# [INFORMATION]
--- START ---

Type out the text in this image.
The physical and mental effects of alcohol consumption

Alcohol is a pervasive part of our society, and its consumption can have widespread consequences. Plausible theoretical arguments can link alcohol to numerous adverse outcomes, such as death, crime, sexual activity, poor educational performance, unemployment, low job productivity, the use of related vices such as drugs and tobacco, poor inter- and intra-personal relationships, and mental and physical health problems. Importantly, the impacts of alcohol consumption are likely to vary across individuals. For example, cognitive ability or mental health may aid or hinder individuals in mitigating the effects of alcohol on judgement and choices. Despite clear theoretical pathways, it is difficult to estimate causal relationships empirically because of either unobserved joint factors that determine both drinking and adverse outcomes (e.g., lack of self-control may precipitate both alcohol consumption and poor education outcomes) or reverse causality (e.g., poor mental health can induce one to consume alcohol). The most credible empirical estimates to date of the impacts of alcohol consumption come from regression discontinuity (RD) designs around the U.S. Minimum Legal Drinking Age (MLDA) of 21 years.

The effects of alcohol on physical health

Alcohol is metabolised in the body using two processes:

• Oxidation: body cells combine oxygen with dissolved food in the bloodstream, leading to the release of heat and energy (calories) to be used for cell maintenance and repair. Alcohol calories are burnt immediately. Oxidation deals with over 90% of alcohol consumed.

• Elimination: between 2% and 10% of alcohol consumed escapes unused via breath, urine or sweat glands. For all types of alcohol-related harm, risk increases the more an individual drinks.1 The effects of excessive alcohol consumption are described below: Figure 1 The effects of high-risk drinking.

--- END ---
--- START ---

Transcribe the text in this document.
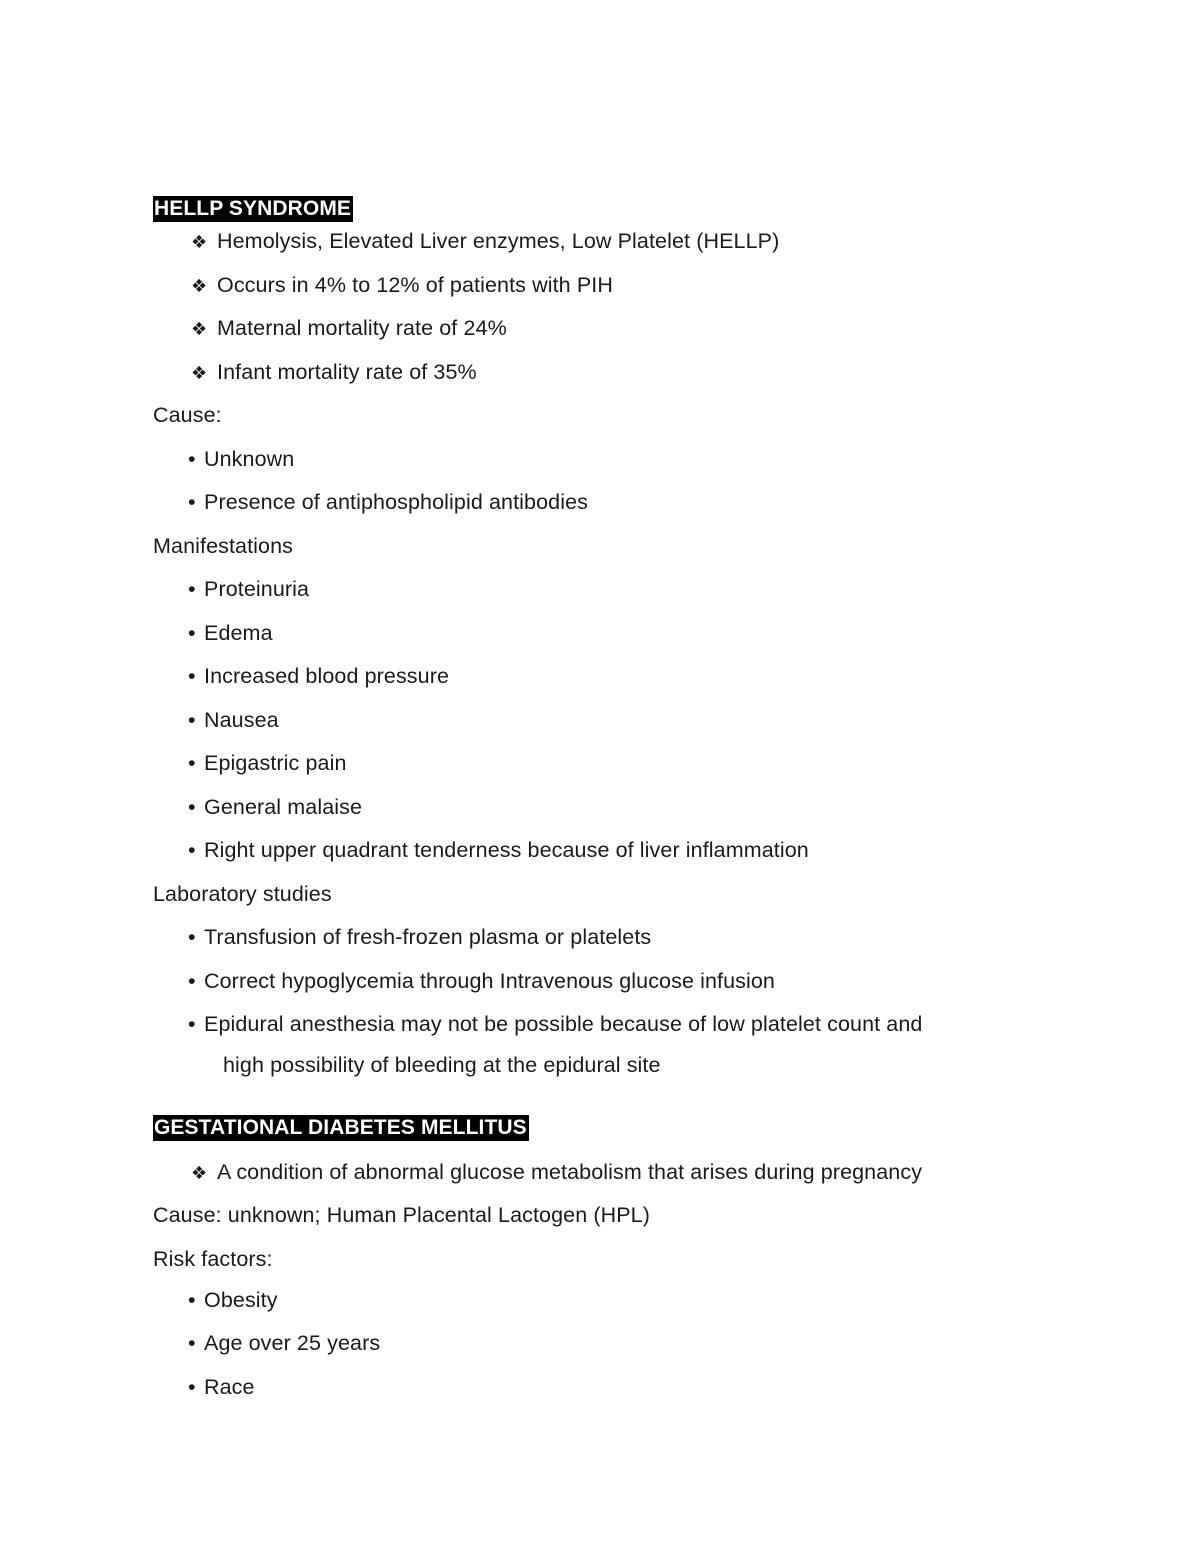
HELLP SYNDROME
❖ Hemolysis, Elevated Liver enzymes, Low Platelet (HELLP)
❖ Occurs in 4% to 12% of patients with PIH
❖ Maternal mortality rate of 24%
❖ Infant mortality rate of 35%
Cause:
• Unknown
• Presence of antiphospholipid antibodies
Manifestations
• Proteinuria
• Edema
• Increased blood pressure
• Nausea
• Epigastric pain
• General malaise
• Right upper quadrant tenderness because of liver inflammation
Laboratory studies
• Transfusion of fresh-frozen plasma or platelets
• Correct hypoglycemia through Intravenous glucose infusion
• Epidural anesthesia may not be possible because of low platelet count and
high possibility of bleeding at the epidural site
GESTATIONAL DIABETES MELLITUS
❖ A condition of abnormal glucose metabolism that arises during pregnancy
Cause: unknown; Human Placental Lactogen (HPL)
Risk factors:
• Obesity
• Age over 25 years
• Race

--- END ---

# [WHAT IS REQUIRED]
Within the material above, how many lines contain "effects"? Only the number should be given.

# [PROBLEM SOLUTION]
4